=== LISTING ===
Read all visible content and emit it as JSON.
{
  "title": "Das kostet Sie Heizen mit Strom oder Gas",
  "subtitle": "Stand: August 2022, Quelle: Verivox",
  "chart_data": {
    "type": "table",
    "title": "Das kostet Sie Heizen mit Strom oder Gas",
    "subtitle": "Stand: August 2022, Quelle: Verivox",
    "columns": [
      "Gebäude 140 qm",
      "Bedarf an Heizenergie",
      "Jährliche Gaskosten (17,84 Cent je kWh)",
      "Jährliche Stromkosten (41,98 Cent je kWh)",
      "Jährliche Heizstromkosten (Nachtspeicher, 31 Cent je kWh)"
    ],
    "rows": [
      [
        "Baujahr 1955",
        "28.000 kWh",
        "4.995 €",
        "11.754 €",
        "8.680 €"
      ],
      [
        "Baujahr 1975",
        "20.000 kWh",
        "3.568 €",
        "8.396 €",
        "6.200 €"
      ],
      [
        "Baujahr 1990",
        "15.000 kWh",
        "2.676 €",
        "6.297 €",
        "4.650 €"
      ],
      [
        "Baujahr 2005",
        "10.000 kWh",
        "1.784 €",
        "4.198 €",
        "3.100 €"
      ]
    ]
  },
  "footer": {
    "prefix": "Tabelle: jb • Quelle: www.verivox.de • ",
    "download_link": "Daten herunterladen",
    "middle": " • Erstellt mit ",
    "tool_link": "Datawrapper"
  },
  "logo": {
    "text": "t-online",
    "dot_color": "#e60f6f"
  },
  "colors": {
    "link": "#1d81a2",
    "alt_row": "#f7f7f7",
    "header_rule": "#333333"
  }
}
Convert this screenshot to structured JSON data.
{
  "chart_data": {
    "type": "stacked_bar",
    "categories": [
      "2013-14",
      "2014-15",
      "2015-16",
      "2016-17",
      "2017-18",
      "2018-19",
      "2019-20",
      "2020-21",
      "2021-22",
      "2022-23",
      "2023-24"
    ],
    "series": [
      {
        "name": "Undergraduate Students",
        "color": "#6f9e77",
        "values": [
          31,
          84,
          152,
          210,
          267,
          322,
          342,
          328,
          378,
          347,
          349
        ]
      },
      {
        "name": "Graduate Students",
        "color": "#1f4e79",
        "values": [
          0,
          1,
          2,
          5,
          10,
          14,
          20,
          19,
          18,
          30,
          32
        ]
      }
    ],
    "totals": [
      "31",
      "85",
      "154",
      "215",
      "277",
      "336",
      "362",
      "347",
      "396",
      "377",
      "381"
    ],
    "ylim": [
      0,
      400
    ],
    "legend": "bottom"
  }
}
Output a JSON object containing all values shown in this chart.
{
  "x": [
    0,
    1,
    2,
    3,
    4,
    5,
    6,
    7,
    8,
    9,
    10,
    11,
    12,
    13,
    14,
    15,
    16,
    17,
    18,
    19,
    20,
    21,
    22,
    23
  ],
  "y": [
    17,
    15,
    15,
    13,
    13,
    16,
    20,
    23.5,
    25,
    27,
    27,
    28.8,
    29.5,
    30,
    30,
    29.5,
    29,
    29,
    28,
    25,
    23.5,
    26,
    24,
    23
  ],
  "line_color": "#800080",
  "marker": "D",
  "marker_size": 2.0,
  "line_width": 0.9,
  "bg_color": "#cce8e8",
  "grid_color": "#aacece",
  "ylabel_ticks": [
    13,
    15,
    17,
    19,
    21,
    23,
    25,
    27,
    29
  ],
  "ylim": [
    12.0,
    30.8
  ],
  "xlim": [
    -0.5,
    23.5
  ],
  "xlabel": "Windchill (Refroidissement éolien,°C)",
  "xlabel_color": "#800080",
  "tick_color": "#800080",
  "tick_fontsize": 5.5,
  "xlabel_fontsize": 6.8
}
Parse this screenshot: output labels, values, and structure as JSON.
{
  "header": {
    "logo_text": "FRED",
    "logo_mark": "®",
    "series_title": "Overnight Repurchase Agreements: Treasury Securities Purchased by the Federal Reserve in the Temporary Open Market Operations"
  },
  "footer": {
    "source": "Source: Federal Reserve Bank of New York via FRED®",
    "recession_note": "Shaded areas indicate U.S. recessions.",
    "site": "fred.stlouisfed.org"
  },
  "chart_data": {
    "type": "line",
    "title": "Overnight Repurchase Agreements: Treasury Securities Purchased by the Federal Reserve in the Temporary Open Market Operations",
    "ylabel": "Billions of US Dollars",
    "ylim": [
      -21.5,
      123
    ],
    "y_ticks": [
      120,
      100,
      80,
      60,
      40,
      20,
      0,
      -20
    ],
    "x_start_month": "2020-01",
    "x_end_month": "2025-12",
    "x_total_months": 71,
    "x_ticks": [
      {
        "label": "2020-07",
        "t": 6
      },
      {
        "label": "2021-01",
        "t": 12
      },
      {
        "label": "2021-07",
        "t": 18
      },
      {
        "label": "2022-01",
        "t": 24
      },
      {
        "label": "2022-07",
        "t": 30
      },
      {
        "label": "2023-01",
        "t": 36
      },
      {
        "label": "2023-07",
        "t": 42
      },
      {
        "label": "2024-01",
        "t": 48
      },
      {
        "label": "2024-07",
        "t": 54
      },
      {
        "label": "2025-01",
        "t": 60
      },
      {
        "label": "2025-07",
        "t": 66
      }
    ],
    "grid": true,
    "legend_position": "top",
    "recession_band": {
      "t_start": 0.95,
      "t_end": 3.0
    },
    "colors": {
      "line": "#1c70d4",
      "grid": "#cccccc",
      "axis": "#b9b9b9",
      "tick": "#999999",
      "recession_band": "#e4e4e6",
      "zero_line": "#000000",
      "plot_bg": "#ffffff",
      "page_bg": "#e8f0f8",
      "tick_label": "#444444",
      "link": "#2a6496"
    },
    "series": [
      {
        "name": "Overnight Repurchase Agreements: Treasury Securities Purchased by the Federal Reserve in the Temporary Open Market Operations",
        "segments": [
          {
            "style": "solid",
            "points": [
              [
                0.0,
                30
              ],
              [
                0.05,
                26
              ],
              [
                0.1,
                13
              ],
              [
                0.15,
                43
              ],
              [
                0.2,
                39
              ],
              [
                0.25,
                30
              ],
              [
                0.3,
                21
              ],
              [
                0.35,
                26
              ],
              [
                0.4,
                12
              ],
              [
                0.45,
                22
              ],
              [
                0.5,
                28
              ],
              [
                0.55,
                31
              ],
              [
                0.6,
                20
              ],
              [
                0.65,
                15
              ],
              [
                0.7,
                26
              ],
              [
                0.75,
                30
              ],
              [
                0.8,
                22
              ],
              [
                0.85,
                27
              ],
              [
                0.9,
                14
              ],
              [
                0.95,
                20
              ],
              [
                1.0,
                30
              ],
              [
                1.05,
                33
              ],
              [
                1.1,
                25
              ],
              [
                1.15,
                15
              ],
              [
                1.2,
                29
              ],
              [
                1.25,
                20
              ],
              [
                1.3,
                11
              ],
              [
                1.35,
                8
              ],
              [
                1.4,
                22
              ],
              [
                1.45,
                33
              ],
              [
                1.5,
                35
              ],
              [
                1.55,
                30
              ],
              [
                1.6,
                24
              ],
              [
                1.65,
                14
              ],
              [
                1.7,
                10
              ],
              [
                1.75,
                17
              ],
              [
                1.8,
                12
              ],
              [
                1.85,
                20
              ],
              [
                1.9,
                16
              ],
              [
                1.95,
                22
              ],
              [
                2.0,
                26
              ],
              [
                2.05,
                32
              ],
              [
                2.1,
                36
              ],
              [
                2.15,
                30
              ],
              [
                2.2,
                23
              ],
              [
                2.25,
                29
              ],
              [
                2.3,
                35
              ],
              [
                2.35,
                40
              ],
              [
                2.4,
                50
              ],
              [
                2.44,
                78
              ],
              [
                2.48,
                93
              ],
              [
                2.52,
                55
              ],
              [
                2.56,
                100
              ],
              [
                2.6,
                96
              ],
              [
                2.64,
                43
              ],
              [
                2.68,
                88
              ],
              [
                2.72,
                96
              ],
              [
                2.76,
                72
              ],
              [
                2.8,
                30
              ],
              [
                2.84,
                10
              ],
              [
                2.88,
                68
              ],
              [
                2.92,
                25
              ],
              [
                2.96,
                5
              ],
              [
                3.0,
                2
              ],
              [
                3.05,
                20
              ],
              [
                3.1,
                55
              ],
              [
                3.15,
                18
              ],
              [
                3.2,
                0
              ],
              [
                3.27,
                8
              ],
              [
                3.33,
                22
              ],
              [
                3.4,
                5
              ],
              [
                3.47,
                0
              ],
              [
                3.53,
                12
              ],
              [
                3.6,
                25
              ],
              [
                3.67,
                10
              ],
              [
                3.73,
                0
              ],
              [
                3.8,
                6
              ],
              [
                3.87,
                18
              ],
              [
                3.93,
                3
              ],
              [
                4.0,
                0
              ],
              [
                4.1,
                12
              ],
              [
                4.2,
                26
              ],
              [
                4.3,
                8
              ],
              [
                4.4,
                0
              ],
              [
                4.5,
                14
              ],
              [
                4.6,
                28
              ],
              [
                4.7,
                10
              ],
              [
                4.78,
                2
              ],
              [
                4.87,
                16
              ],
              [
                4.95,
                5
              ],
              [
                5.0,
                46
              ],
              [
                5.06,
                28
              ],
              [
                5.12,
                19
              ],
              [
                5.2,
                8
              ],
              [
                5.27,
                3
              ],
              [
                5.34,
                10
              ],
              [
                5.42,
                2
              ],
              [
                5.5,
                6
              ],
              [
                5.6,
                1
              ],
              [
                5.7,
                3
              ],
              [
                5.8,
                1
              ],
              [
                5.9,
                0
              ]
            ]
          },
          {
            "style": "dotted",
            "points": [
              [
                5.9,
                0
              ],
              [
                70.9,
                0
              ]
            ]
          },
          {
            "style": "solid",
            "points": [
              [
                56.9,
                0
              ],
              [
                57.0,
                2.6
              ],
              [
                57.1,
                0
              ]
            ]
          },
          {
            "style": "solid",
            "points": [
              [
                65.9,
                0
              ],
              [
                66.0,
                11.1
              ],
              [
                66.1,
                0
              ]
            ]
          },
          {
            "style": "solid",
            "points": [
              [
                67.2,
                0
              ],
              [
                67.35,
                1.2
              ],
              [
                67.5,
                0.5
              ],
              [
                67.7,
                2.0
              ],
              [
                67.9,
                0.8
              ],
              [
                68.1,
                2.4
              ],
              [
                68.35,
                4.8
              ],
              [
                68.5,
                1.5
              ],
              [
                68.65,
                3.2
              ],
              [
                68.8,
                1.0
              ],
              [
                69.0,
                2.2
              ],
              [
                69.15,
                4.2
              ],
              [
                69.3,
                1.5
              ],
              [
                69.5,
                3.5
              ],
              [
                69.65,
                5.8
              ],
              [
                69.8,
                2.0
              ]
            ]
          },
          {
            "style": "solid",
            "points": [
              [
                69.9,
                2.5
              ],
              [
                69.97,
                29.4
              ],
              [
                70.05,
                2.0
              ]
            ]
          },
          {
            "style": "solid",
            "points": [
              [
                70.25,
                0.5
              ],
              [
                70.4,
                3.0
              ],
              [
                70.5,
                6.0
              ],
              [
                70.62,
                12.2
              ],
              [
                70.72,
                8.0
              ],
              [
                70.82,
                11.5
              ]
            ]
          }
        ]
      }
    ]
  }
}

=== WHAT YOU HAVE TO DO ===
Check every line of the listing for the string "Cent" and report how many lines have it, as a number alone.

=== REPLY ===
3